> [TASK OBJECTIVE]: Reproduce every entry exactly.

> [GIVEN DATA]:
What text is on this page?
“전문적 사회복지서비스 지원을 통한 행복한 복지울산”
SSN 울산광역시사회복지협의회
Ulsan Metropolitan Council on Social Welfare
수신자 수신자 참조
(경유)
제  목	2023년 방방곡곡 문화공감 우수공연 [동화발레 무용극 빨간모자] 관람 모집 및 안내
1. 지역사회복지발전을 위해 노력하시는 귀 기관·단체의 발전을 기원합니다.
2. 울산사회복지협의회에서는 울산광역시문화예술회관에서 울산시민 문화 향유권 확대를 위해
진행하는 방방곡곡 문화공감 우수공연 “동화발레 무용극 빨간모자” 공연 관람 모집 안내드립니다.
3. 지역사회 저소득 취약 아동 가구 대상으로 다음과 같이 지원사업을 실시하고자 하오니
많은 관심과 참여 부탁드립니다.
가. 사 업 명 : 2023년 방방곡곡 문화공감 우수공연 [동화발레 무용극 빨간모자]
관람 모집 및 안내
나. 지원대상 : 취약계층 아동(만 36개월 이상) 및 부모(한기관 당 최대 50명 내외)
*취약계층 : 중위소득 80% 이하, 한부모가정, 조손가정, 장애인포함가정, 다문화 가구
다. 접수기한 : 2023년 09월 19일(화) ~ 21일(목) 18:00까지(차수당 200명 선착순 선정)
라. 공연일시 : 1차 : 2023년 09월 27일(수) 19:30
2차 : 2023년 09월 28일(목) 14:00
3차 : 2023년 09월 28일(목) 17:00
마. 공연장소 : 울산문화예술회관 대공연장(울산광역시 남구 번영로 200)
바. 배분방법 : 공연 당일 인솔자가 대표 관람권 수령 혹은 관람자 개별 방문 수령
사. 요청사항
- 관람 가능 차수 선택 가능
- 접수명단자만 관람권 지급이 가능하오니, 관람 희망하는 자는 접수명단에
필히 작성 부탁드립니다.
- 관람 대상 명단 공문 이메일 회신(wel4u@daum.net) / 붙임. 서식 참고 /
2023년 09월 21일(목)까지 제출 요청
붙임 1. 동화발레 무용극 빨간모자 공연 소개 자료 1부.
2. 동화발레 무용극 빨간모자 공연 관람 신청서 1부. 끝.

> [IN RESPONSE]:
What text is on this page?
“전문적 사회복지서비스 지원을 통한 행복한 복지울산”
SSN 울산광역시사회복지협의회
Ulsan Metropolitan Council on Social Welfare
수신자 수신자 참조
(경유)
제  목	2023년 방방곡곡 문화공감 우수공연 [동화발레 무용극 빨간모자] 관람 모집 및 안내
1. 지역사회복지발전을 위해 노력하시는 귀 기관·단체의 발전을 기원합니다.
2. 울산사회복지협의회에서는 울산광역시문화예술회관에서 울산시민 문화 향유권 확대를 위해
진행하는 방방곡곡 문화공감 우수공연 “동화발레 무용극 빨간모자” 공연 관람 모집 안내드립니다.
3. 지역사회 저소득 취약 아동 가구 대상으로 다음과 같이 지원사업을 실시하고자 하오니
많은 관심과 참여 부탁드립니다.
가. 사 업 명 : 2023년 방방곡곡 문화공감 우수공연 [동화발레 무용극 빨간모자]
관람 모집 및 안내
나. 지원대상 : 취약계층 아동(만 36개월 이상) 및 부모(한기관 당 최대 50명 내외)
*취약계층 : 중위소득 80% 이하, 한부모가정, 조손가정, 장애인포함가정, 다문화 가구
다. 접수기한 : 2023년 09월 19일(화) ~ 21일(목) 18:00까지(차수당 200명 선착순 선정)
라. 공연일시 : 1차 : 2023년 09월 27일(수) 19:30
2차 : 2023년 09월 28일(목) 14:00
3차 : 2023년 09월 28일(목) 17:00
마. 공연장소 : 울산문화예술회관 대공연장(울산광역시 남구 번영로 200)
바. 배분방법 : 공연 당일 인솔자가 대표 관람권 수령 혹은 관람자 개별 방문 수령
사. 요청사항
- 관람 가능 차수 선택 가능
- 접수명단자만 관람권 지급이 가능하오니, 관람 희망하는 자는 접수명단에
필히 작성 부탁드립니다.
- 관람 대상 명단 공문 이메일 회신(wel4u@daum.net) / 붙임. 서식 참고 /
2023년 09월 21일(목)까지 제출 요청
붙임 1. 동화발레 무용극 빨간모자 공연 소개 자료 1부.
2. 동화발레 무용극 빨간모자 공연 관람 신청서 1부. 끝.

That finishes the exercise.